# Records to use:
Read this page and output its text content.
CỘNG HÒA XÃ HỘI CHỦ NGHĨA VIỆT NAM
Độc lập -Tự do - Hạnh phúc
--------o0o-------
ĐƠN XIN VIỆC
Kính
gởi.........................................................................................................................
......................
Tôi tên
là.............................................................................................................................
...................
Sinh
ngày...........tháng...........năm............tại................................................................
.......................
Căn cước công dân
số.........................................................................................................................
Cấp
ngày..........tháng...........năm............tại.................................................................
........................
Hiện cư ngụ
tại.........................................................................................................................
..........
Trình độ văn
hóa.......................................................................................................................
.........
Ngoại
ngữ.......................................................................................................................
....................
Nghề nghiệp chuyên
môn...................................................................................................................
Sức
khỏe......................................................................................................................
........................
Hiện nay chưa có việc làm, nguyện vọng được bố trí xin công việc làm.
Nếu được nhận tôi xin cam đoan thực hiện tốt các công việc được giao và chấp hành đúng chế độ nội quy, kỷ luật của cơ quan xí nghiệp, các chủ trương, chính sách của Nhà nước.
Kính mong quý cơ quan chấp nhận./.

# Written exercise:
Quote the whole listing above, leaving nothing out.

# Exercise output:
Read this page and output its text content.
CỘNG HÒA XÃ HỘI CHỦ NGHĨA VIỆT NAM
Độc lập -Tự do - Hạnh phúc
--------o0o-------
ĐƠN XIN VIỆC
Kính
gởi.........................................................................................................................
......................
Tôi tên
là.............................................................................................................................
...................
Sinh
ngày...........tháng...........năm............tại................................................................
.......................
Căn cước công dân
số.........................................................................................................................
Cấp
ngày..........tháng...........năm............tại.................................................................
........................
Hiện cư ngụ
tại.........................................................................................................................
..........
Trình độ văn
hóa.......................................................................................................................
.........
Ngoại
ngữ.......................................................................................................................
....................
Nghề nghiệp chuyên
môn...................................................................................................................
Sức
khỏe......................................................................................................................
........................
Hiện nay chưa có việc làm, nguyện vọng được bố trí xin công việc làm.
Nếu được nhận tôi xin cam đoan thực hiện tốt các công việc được giao và chấp hành đúng chế độ nội quy, kỷ luật của cơ quan xí nghiệp, các chủ trương, chính sách của Nhà nước.
Kính mong quý cơ quan chấp nhận./.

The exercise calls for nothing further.